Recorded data
-- Begin --

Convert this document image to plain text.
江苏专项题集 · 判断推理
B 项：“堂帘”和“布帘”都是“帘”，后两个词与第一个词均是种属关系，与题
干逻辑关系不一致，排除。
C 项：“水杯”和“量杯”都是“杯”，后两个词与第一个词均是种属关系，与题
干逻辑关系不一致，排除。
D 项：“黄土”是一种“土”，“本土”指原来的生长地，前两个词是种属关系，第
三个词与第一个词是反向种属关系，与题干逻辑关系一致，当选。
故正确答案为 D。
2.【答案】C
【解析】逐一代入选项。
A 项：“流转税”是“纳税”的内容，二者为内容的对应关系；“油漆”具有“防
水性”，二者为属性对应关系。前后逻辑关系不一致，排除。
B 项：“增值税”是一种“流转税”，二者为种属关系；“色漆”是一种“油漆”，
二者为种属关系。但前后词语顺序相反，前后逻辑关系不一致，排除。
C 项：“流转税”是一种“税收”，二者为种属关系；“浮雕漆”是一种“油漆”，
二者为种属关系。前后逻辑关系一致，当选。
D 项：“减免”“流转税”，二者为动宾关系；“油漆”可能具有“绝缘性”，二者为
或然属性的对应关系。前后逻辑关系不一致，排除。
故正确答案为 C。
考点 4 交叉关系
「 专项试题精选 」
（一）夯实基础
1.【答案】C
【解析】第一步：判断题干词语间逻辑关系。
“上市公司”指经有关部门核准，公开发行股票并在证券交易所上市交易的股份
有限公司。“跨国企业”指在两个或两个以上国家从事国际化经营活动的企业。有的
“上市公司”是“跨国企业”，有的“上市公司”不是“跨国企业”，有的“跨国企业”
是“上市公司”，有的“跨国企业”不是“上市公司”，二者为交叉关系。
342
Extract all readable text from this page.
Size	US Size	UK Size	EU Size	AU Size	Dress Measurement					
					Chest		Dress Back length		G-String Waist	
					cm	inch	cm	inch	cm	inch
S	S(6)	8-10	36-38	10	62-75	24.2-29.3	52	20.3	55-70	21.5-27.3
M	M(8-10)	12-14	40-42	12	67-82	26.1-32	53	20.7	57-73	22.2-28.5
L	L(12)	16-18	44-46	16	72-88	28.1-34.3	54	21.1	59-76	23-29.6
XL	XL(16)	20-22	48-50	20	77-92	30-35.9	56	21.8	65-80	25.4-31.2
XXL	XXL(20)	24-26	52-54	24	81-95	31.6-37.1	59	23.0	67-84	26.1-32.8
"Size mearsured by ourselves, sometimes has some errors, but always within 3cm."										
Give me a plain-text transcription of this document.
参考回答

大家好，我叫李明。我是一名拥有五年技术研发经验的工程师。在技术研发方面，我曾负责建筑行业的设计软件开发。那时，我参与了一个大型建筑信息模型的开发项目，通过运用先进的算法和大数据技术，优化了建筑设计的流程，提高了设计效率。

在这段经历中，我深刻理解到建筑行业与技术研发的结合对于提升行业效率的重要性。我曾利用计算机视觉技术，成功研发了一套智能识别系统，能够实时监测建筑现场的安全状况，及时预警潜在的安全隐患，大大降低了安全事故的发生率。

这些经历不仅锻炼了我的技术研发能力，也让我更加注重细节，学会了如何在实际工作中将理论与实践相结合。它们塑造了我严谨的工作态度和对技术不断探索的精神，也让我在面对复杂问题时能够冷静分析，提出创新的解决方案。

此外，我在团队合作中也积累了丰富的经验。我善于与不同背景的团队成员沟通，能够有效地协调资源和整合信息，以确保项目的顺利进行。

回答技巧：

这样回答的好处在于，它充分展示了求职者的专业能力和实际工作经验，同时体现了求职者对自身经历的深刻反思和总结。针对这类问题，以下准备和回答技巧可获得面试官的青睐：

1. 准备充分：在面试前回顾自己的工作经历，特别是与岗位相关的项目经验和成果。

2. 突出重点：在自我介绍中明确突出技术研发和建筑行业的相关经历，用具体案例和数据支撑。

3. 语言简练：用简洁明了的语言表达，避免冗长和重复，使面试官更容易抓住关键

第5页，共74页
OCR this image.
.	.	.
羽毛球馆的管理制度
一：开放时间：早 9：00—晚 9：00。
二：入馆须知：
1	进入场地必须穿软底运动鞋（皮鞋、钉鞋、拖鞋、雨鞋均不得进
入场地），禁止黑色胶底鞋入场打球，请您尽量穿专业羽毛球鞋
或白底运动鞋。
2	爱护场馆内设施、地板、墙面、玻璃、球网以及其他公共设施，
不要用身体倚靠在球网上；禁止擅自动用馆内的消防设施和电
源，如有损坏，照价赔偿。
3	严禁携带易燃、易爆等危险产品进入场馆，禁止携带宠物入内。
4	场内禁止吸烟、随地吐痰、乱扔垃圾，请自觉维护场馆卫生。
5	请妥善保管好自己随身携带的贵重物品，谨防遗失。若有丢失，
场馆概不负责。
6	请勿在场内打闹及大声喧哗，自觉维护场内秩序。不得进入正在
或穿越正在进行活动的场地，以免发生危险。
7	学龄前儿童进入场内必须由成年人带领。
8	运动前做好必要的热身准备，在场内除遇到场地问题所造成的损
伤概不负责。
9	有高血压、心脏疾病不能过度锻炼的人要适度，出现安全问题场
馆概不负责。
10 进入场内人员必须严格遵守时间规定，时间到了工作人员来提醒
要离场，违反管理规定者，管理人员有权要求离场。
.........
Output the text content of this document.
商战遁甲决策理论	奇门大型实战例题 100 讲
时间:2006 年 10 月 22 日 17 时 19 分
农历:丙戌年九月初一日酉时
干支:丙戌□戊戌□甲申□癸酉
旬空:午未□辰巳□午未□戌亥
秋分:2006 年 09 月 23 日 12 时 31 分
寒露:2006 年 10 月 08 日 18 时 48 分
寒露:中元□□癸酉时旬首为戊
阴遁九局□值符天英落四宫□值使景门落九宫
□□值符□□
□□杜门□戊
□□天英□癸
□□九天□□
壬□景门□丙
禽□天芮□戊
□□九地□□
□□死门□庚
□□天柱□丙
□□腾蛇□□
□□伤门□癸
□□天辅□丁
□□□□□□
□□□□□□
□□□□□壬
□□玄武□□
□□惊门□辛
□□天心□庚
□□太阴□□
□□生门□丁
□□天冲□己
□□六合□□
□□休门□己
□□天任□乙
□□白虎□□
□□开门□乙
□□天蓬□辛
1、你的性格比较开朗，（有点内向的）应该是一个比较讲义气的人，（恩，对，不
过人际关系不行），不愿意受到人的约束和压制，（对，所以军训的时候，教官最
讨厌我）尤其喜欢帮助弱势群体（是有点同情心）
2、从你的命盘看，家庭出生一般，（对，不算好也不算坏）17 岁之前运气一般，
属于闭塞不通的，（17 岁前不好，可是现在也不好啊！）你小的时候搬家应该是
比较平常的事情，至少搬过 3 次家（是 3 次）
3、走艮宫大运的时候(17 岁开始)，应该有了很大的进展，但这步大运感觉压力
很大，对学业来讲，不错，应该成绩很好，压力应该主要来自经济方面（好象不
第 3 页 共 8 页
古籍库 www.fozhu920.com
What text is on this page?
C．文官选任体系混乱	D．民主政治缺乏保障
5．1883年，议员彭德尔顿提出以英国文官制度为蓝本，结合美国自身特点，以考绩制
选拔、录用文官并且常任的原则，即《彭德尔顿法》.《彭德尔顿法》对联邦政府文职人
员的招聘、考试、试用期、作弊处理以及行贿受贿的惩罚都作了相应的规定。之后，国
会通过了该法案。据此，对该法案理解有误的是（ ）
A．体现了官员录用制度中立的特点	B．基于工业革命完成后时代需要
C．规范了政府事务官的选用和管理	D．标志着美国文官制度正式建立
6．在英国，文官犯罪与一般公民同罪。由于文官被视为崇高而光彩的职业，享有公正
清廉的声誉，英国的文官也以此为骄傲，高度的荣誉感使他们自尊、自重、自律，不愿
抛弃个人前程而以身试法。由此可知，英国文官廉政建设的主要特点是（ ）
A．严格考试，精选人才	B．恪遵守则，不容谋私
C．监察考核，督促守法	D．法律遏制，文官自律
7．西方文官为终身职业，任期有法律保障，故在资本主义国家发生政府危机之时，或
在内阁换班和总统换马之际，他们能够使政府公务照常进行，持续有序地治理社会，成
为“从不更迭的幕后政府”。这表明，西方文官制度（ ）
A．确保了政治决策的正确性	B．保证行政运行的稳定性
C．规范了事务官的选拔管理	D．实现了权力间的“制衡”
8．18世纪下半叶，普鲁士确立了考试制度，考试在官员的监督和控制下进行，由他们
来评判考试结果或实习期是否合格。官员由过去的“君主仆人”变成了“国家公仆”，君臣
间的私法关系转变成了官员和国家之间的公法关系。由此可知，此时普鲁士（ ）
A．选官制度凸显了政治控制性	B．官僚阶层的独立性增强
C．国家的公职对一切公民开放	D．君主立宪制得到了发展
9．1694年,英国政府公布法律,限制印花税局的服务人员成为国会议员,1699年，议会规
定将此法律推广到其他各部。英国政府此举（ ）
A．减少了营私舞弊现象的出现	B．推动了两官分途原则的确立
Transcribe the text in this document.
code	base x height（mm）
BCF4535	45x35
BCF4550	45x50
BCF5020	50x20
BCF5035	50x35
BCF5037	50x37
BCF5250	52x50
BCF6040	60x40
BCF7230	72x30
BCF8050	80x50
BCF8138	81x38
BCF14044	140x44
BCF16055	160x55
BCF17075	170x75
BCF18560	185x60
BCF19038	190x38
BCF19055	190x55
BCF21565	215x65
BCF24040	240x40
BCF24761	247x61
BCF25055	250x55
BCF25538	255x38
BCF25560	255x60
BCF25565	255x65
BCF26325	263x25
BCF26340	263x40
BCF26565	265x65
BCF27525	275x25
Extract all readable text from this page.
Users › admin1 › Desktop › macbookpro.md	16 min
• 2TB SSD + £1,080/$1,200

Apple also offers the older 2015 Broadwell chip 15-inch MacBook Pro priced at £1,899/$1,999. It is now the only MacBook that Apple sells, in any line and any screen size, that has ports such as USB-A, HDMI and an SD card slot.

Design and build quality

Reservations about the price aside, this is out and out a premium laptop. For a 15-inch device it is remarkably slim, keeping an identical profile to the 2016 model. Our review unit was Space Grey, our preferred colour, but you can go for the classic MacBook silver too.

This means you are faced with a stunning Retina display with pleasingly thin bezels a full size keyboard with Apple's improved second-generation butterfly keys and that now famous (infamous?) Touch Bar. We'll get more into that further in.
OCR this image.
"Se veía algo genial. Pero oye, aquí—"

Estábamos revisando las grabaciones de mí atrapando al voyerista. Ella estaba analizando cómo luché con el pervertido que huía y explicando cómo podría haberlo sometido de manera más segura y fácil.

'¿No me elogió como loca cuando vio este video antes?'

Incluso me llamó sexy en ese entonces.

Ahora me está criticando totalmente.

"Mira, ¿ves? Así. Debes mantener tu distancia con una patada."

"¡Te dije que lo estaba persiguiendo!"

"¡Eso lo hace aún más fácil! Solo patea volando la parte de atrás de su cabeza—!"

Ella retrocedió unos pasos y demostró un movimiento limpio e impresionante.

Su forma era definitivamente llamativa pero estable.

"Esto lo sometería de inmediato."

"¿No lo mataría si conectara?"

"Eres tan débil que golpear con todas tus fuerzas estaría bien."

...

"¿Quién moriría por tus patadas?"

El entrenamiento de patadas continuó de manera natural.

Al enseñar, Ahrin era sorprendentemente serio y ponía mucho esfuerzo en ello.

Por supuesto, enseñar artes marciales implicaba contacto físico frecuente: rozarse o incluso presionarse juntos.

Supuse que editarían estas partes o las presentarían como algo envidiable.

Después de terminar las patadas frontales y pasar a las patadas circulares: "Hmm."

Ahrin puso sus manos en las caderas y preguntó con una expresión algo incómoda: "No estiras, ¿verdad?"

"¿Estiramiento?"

-- End --

◆ Objective
Copy out each line in the preceding records that contains "前后逻辑关系不一致".

◆ Solution for this exercise
水性”，二者为属性对应关系。前后逻辑关系不一致，排除。
二者为种属关系。但前后词语顺序相反，前后逻辑关系不一致，排除。
或然属性的对应关系。前后逻辑关系不一致，排除。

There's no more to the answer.